══ SOURCE DATA ══

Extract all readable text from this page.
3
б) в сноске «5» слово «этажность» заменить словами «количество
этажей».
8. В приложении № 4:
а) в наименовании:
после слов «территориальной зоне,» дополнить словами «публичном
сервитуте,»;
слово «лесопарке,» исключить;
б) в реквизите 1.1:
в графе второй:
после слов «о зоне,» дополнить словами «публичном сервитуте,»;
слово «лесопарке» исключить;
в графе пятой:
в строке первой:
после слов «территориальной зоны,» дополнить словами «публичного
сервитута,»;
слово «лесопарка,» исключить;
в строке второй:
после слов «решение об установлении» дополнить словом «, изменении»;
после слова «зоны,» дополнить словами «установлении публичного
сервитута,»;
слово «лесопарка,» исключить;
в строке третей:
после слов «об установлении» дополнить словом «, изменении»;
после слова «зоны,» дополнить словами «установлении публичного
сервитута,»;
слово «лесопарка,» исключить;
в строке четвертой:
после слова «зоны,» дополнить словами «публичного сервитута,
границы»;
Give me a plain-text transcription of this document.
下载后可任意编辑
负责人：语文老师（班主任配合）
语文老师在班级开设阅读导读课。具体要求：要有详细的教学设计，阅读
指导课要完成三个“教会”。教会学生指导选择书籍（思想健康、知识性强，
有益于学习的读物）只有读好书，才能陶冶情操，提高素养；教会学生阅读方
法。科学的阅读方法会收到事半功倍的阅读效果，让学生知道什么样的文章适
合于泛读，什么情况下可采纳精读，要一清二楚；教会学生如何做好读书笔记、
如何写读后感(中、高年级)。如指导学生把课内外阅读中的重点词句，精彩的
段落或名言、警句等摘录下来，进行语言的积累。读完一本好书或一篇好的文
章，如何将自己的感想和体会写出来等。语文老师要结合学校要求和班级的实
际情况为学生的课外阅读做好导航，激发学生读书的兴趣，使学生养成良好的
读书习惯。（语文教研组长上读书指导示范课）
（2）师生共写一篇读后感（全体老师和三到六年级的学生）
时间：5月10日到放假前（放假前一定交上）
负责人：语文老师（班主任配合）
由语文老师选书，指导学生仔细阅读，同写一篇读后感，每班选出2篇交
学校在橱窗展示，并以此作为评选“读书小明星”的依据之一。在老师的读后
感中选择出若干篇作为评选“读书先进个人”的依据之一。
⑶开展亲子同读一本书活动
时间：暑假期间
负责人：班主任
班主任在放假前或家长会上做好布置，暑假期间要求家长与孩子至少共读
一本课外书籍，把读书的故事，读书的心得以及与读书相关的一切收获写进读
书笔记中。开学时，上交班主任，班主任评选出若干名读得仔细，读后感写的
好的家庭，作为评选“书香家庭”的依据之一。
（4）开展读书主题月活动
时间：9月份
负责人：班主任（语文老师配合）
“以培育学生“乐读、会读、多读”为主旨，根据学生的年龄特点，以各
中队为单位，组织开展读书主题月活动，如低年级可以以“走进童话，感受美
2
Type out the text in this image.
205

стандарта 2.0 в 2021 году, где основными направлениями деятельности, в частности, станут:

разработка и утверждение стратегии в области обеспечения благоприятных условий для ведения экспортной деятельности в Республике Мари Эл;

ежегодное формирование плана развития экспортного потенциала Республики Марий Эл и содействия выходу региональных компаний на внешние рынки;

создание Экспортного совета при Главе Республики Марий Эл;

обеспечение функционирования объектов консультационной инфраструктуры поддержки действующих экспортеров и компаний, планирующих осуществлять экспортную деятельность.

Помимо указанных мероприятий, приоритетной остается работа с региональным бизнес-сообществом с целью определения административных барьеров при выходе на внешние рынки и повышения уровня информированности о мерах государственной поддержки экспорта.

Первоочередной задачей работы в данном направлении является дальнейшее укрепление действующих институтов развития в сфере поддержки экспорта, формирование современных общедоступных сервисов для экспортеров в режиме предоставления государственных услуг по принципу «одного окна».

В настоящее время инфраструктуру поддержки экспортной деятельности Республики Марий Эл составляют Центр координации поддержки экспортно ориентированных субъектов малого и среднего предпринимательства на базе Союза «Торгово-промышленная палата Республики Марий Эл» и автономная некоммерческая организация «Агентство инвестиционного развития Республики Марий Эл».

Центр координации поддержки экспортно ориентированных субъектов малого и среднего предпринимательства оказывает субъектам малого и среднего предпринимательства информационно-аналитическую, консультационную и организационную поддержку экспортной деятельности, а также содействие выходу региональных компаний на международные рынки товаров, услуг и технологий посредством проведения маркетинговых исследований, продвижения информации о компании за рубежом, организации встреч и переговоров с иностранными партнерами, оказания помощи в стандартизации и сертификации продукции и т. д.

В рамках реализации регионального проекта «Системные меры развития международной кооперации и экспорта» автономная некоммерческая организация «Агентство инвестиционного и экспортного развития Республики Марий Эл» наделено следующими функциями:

═══

→ WRITTEN TASK:
List each line of the entries that holds the string "text".

→ FULL OUTPUT:
Extract all readable text from this page.
Give me a plain-text transcription of this document.
Type out the text in this image.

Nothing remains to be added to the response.